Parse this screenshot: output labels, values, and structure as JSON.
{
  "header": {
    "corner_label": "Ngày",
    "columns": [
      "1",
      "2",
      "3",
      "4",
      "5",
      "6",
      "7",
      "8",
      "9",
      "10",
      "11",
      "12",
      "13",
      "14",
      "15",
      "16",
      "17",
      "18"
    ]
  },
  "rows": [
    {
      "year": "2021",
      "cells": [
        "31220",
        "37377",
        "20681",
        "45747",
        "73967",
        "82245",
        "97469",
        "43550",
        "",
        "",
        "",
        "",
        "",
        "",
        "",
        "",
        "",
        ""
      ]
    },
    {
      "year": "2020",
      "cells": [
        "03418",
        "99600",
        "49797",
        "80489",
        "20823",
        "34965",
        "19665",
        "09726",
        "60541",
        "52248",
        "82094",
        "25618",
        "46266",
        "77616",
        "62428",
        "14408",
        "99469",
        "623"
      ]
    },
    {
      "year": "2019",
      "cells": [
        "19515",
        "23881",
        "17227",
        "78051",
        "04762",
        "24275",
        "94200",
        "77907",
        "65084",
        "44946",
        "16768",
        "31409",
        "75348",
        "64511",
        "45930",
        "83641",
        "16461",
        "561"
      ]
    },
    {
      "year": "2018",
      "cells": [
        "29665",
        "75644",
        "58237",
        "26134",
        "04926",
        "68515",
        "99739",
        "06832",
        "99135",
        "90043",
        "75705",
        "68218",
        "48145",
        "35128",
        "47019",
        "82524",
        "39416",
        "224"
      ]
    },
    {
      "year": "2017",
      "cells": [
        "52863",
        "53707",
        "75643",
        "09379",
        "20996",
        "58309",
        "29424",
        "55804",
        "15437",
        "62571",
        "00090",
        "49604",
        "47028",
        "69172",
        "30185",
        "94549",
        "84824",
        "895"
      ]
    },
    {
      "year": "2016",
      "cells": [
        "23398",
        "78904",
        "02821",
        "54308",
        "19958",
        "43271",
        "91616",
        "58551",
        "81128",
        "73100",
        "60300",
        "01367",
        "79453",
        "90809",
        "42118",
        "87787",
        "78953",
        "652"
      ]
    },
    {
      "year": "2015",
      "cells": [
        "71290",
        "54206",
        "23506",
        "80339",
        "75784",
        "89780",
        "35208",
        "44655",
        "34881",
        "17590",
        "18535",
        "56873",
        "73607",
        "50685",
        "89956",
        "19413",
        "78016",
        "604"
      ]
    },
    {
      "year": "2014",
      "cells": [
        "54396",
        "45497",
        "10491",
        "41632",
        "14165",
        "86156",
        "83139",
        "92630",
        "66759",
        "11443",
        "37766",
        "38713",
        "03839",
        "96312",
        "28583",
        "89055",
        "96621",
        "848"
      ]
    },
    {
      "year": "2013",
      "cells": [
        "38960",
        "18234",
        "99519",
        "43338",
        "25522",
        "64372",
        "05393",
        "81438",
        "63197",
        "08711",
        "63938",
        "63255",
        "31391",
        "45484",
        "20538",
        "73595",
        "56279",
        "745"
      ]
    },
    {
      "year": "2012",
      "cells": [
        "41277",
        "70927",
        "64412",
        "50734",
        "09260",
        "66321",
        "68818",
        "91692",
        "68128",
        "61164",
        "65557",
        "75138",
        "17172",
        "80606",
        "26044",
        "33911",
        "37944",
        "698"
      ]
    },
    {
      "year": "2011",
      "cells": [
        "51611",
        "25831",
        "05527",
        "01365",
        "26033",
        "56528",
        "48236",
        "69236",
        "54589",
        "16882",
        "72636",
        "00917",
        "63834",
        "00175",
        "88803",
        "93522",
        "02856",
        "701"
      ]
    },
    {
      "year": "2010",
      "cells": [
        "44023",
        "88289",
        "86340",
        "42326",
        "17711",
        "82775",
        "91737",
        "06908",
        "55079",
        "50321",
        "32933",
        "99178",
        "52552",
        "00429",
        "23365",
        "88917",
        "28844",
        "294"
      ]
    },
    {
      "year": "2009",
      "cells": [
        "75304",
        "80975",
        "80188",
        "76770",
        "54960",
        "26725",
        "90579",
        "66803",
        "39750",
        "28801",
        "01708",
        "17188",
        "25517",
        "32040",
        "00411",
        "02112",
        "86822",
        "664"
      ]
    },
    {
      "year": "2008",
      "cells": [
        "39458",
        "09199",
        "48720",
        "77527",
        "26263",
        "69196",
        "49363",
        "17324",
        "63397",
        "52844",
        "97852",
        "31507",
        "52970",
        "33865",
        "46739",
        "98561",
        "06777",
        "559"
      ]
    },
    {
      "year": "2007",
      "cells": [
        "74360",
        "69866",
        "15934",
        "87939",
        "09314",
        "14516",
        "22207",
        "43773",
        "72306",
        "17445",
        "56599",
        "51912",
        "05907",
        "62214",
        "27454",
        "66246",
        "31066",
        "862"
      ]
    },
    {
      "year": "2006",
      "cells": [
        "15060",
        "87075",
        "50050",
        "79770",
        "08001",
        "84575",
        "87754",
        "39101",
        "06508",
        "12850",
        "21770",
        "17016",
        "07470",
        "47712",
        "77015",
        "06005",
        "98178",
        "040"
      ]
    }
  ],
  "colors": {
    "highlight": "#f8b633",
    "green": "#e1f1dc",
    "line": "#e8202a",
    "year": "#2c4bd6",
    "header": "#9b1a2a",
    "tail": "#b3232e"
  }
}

::::

TASK PROMPT
Print the material above once more, exactly.

FULL OUTPUT
Parse this screenshot: output labels, values, and structure as JSON.
{
  "header": {
    "corner_label": "Ngày",
    "columns": [
      "1",
      "2",
      "3",
      "4",
      "5",
      "6",
      "7",
      "8",
      "9",
      "10",
      "11",
      "12",
      "13",
      "14",
      "15",
      "16",
      "17",
      "18"
    ]
  },
  "rows": [
    {
      "year": "2021",
      "cells": [
        "31220",
        "37377",
        "20681",
        "45747",
        "73967",
        "82245",
        "97469",
        "43550",
        "",
        "",
        "",
        "",
        "",
        "",
        "",
        "",
        "",
        ""
      ]
    },
    {
      "year": "2020",
      "cells": [
        "03418",
        "99600",
        "49797",
        "80489",
        "20823",
        "34965",
        "19665",
        "09726",
        "60541",
        "52248",
        "82094",
        "25618",
        "46266",
        "77616",
        "62428",
        "14408",
        "99469",
        "623"
      ]
    },
    {
      "year": "2019",
      "cells": [
        "19515",
        "23881",
        "17227",
        "78051",
        "04762",
        "24275",
        "94200",
        "77907",
        "65084",
        "44946",
        "16768",
        "31409",
        "75348",
        "64511",
        "45930",
        "83641",
        "16461",
        "561"
      ]
    },
    {
      "year": "2018",
      "cells": [
        "29665",
        "75644",
        "58237",
        "26134",
        "04926",
        "68515",
        "99739",
        "06832",
        "99135",
        "90043",
        "75705",
        "68218",
        "48145",
        "35128",
        "47019",
        "82524",
        "39416",
        "224"
      ]
    },
    {
      "year": "2017",
      "cells": [
        "52863",
        "53707",
        "75643",
        "09379",
        "20996",
        "58309",
        "29424",
        "55804",
        "15437",
        "62571",
        "00090",
        "49604",
        "47028",
        "69172",
        "30185",
        "94549",
        "84824",
        "895"
      ]
    },
    {
      "year": "2016",
      "cells": [
        "23398",
        "78904",
        "02821",
        "54308",
        "19958",
        "43271",
        "91616",
        "58551",
        "81128",
        "73100",
        "60300",
        "01367",
        "79453",
        "90809",
        "42118",
        "87787",
        "78953",
        "652"
      ]
    },
    {
      "year": "2015",
      "cells": [
        "71290",
        "54206",
        "23506",
        "80339",
        "75784",
        "89780",
        "35208",
        "44655",
        "34881",
        "17590",
        "18535",
        "56873",
        "73607",
        "50685",
        "89956",
        "19413",
        "78016",
        "604"
      ]
    },
    {
      "year": "2014",
      "cells": [
        "54396",
        "45497",
        "10491",
        "41632",
        "14165",
        "86156",
        "83139",
        "92630",
        "66759",
        "11443",
        "37766",
        "38713",
        "03839",
        "96312",
        "28583",
        "89055",
        "96621",
        "848"
      ]
    },
    {
      "year": "2013",
      "cells": [
        "38960",
        "18234",
        "99519",
        "43338",
        "25522",
        "64372",
        "05393",
        "81438",
        "63197",
        "08711",
        "63938",
        "63255",
        "31391",
        "45484",
        "20538",
        "73595",
        "56279",
        "745"
      ]
    },
    {
      "year": "2012",
      "cells": [
        "41277",
        "70927",
        "64412",
        "50734",
        "09260",
        "66321",
        "68818",
        "91692",
        "68128",
        "61164",
        "65557",
        "75138",
        "17172",
        "80606",
        "26044",
        "33911",
        "37944",
        "698"
      ]
    },
    {
      "year": "2011",
      "cells": [
        "51611",
        "25831",
        "05527",
        "01365",
        "26033",
        "56528",
        "48236",
        "69236",
        "54589",
        "16882",
        "72636",
        "00917",
        "63834",
        "00175",
        "88803",
        "93522",
        "02856",
        "701"
      ]
    },
    {
      "year": "2010",
      "cells": [
        "44023",
        "88289",
        "86340",
        "42326",
        "17711",
        "82775",
        "91737",
        "06908",
        "55079",
        "50321",
        "32933",
        "99178",
        "52552",
        "00429",
        "23365",
        "88917",
        "28844",
        "294"
      ]
    },
    {
      "year": "2009",
      "cells": [
        "75304",
        "80975",
        "80188",
        "76770",
        "54960",
        "26725",
        "90579",
        "66803",
        "39750",
        "28801",
        "01708",
        "17188",
        "25517",
        "32040",
        "00411",
        "02112",
        "86822",
        "664"
      ]
    },
    {
      "year": "2008",
      "cells": [
        "39458",
        "09199",
        "48720",
        "77527",
        "26263",
        "69196",
        "49363",
        "17324",
        "63397",
        "52844",
        "97852",
        "31507",
        "52970",
        "33865",
        "46739",
        "98561",
        "06777",
        "559"
      ]
    },
    {
      "year": "2007",
      "cells": [
        "74360",
        "69866",
        "15934",
        "87939",
        "09314",
        "14516",
        "22207",
        "43773",
        "72306",
        "17445",
        "56599",
        "51912",
        "05907",
        "62214",
        "27454",
        "66246",
        "31066",
        "862"
      ]
    },
    {
      "year": "2006",
      "cells": [
        "15060",
        "87075",
        "50050",
        "79770",
        "08001",
        "84575",
        "87754",
        "39101",
        "06508",
        "12850",
        "21770",
        "17016",
        "07470",
        "47712",
        "77015",
        "06005",
        "98178",
        "040"
      ]
    }
  ],
  "colors": {
    "highlight": "#f8b633",
    "green": "#e1f1dc",
    "line": "#e8202a",
    "year": "#2c4bd6",
    "header": "#9b1a2a",
    "tail": "#b3232e"
  }
}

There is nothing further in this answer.